→ MATERIAL FOR THIS EXERCISE
►
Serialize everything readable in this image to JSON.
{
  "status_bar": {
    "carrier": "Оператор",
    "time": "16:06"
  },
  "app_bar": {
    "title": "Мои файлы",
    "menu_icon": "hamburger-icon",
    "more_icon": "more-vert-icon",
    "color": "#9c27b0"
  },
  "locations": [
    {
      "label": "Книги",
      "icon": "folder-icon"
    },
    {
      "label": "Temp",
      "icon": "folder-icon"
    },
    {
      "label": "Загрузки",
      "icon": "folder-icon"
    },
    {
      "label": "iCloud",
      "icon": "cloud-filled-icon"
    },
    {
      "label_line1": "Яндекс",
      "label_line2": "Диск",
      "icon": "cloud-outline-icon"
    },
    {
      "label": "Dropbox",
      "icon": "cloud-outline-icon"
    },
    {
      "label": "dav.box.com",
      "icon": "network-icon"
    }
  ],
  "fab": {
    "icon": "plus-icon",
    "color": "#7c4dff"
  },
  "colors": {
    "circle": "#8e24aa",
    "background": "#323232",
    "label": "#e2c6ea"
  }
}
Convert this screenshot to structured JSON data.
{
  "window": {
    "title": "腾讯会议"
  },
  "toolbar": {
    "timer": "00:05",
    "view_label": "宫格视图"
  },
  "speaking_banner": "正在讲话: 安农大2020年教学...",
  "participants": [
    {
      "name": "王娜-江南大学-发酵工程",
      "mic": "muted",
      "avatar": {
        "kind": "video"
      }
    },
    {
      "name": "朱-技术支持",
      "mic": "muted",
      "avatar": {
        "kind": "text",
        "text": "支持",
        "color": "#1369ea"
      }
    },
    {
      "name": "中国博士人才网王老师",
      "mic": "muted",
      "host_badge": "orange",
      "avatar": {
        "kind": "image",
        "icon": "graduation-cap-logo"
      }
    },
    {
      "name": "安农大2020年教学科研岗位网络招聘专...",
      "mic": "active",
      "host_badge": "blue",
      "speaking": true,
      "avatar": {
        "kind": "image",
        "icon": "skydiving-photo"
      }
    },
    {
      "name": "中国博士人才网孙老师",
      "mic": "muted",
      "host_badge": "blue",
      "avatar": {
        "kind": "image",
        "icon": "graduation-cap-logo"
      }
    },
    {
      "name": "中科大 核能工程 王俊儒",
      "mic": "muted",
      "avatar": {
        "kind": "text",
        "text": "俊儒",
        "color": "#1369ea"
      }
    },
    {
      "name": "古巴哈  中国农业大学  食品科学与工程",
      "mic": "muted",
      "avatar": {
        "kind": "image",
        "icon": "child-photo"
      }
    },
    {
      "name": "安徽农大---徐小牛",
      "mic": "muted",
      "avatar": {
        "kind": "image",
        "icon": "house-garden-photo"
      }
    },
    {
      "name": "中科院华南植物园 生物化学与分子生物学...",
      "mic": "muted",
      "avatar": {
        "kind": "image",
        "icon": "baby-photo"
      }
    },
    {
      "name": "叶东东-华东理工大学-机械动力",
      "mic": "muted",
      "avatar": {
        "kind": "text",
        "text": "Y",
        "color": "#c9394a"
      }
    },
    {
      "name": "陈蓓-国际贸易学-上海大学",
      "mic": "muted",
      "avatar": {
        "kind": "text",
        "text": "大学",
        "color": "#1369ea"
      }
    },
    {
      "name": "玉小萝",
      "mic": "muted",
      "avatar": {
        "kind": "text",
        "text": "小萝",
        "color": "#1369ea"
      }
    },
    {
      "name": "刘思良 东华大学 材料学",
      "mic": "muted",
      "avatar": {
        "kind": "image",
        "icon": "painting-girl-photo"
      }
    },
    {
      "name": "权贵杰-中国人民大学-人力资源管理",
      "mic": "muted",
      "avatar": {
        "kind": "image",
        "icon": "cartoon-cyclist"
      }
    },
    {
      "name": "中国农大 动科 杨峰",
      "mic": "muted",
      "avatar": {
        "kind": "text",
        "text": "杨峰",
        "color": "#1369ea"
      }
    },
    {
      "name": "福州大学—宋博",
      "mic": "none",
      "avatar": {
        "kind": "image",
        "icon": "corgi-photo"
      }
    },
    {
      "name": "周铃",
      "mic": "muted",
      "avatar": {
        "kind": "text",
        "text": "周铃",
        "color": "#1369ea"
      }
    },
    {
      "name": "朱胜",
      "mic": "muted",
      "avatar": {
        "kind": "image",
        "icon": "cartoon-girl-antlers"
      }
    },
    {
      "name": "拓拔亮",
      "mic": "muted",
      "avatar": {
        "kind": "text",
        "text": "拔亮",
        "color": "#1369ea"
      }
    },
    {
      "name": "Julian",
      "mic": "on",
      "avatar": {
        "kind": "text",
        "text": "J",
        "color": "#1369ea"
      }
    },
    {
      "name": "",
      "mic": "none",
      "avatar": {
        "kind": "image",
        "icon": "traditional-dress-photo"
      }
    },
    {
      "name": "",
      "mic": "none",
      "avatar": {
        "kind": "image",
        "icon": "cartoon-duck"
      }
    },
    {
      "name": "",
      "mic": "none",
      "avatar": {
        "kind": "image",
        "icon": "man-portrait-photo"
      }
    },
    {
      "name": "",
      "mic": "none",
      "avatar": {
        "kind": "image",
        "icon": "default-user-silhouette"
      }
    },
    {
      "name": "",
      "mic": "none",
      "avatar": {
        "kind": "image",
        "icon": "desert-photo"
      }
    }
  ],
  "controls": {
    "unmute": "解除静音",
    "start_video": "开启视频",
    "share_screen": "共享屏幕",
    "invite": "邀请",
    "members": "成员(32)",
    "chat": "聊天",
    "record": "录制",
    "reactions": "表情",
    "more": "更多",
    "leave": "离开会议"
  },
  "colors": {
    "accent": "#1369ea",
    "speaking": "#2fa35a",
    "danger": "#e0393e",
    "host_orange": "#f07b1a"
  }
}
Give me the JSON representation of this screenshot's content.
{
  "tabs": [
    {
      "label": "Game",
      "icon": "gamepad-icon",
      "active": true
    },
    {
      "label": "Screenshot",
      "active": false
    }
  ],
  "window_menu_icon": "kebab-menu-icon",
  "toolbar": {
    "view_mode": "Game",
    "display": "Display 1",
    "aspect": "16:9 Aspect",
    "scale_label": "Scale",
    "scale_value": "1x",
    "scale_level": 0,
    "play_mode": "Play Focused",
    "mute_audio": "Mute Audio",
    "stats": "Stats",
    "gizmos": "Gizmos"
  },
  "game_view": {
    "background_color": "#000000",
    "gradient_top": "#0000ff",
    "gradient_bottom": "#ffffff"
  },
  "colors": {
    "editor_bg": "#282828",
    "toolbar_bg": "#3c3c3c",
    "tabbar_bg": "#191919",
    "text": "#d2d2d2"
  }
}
◄
Extract each record, keeping it identical to the original.

→ COMPLETED EXERCISE
Serialize everything readable in this image to JSON.
{
  "status_bar": {
    "carrier": "Оператор",
    "time": "16:06"
  },
  "app_bar": {
    "title": "Мои файлы",
    "menu_icon": "hamburger-icon",
    "more_icon": "more-vert-icon",
    "color": "#9c27b0"
  },
  "locations": [
    {
      "label": "Книги",
      "icon": "folder-icon"
    },
    {
      "label": "Temp",
      "icon": "folder-icon"
    },
    {
      "label": "Загрузки",
      "icon": "folder-icon"
    },
    {
      "label": "iCloud",
      "icon": "cloud-filled-icon"
    },
    {
      "label_line1": "Яндекс",
      "label_line2": "Диск",
      "icon": "cloud-outline-icon"
    },
    {
      "label": "Dropbox",
      "icon": "cloud-outline-icon"
    },
    {
      "label": "dav.box.com",
      "icon": "network-icon"
    }
  ],
  "fab": {
    "icon": "plus-icon",
    "color": "#7c4dff"
  },
  "colors": {
    "circle": "#8e24aa",
    "background": "#323232",
    "label": "#e2c6ea"
  }
}
Convert this screenshot to structured JSON data.
{
  "window": {
    "title": "腾讯会议"
  },
  "toolbar": {
    "timer": "00:05",
    "view_label": "宫格视图"
  },
  "speaking_banner": "正在讲话: 安农大2020年教学...",
  "participants": [
    {
      "name": "王娜-江南大学-发酵工程",
      "mic": "muted",
      "avatar": {
        "kind": "video"
      }
    },
    {
      "name": "朱-技术支持",
      "mic": "muted",
      "avatar": {
        "kind": "text",
        "text": "支持",
        "color": "#1369ea"
      }
    },
    {
      "name": "中国博士人才网王老师",
      "mic": "muted",
      "host_badge": "orange",
      "avatar": {
        "kind": "image",
        "icon": "graduation-cap-logo"
      }
    },
    {
      "name": "安农大2020年教学科研岗位网络招聘专...",
      "mic": "active",
      "host_badge": "blue",
      "speaking": true,
      "avatar": {
        "kind": "image",
        "icon": "skydiving-photo"
      }
    },
    {
      "name": "中国博士人才网孙老师",
      "mic": "muted",
      "host_badge": "blue",
      "avatar": {
        "kind": "image",
        "icon": "graduation-cap-logo"
      }
    },
    {
      "name": "中科大 核能工程 王俊儒",
      "mic": "muted",
      "avatar": {
        "kind": "text",
        "text": "俊儒",
        "color": "#1369ea"
      }
    },
    {
      "name": "古巴哈  中国农业大学  食品科学与工程",
      "mic": "muted",
      "avatar": {
        "kind": "image",
        "icon": "child-photo"
      }
    },
    {
      "name": "安徽农大---徐小牛",
      "mic": "muted",
      "avatar": {
        "kind": "image",
        "icon": "house-garden-photo"
      }
    },
    {
      "name": "中科院华南植物园 生物化学与分子生物学...",
      "mic": "muted",
      "avatar": {
        "kind": "image",
        "icon": "baby-photo"
      }
    },
    {
      "name": "叶东东-华东理工大学-机械动力",
      "mic": "muted",
      "avatar": {
        "kind": "text",
        "text": "Y",
        "color": "#c9394a"
      }
    },
    {
      "name": "陈蓓-国际贸易学-上海大学",
      "mic": "muted",
      "avatar": {
        "kind": "text",
        "text": "大学",
        "color": "#1369ea"
      }
    },
    {
      "name": "玉小萝",
      "mic": "muted",
      "avatar": {
        "kind": "text",
        "text": "小萝",
        "color": "#1369ea"
      }
    },
    {
      "name": "刘思良 东华大学 材料学",
      "mic": "muted",
      "avatar": {
        "kind": "image",
        "icon": "painting-girl-photo"
      }
    },
    {
      "name": "权贵杰-中国人民大学-人力资源管理",
      "mic": "muted",
      "avatar": {
        "kind": "image",
        "icon": "cartoon-cyclist"
      }
    },
    {
      "name": "中国农大 动科 杨峰",
      "mic": "muted",
      "avatar": {
        "kind": "text",
        "text": "杨峰",
        "color": "#1369ea"
      }
    },
    {
      "name": "福州大学—宋博",
      "mic": "none",
      "avatar": {
        "kind": "image",
        "icon": "corgi-photo"
      }
    },
    {
      "name": "周铃",
      "mic": "muted",
      "avatar": {
        "kind": "text",
        "text": "周铃",
        "color": "#1369ea"
      }
    },
    {
      "name": "朱胜",
      "mic": "muted",
      "avatar": {
        "kind": "image",
        "icon": "cartoon-girl-antlers"
      }
    },
    {
      "name": "拓拔亮",
      "mic": "muted",
      "avatar": {
        "kind": "text",
        "text": "拔亮",
        "color": "#1369ea"
      }
    },
    {
      "name": "Julian",
      "mic": "on",
      "avatar": {
        "kind": "text",
        "text": "J",
        "color": "#1369ea"
      }
    },
    {
      "name": "",
      "mic": "none",
      "avatar": {
        "kind": "image",
        "icon": "traditional-dress-photo"
      }
    },
    {
      "name": "",
      "mic": "none",
      "avatar": {
        "kind": "image",
        "icon": "cartoon-duck"
      }
    },
    {
      "name": "",
      "mic": "none",
      "avatar": {
        "kind": "image",
        "icon": "man-portrait-photo"
      }
    },
    {
      "name": "",
      "mic": "none",
      "avatar": {
        "kind": "image",
        "icon": "default-user-silhouette"
      }
    },
    {
      "name": "",
      "mic": "none",
      "avatar": {
        "kind": "image",
        "icon": "desert-photo"
      }
    }
  ],
  "controls": {
    "unmute": "解除静音",
    "start_video": "开启视频",
    "share_screen": "共享屏幕",
    "invite": "邀请",
    "members": "成员(32)",
    "chat": "聊天",
    "record": "录制",
    "reactions": "表情",
    "more": "更多",
    "leave": "离开会议"
  },
  "colors": {
    "accent": "#1369ea",
    "speaking": "#2fa35a",
    "danger": "#e0393e",
    "host_orange": "#f07b1a"
  }
}
Give me the JSON representation of this screenshot's content.
{
  "tabs": [
    {
      "label": "Game",
      "icon": "gamepad-icon",
      "active": true
    },
    {
      "label": "Screenshot",
      "active": false
    }
  ],
  "window_menu_icon": "kebab-menu-icon",
  "toolbar": {
    "view_mode": "Game",
    "display": "Display 1",
    "aspect": "16:9 Aspect",
    "scale_label": "Scale",
    "scale_value": "1x",
    "scale_level": 0,
    "play_mode": "Play Focused",
    "mute_audio": "Mute Audio",
    "stats": "Stats",
    "gizmos": "Gizmos"
  },
  "game_view": {
    "background_color": "#000000",
    "gradient_top": "#0000ff",
    "gradient_bottom": "#ffffff"
  },
  "colors": {
    "editor_bg": "#282828",
    "toolbar_bg": "#3c3c3c",
    "tabbar_bg": "#191919",
    "text": "#d2d2d2"
  }
}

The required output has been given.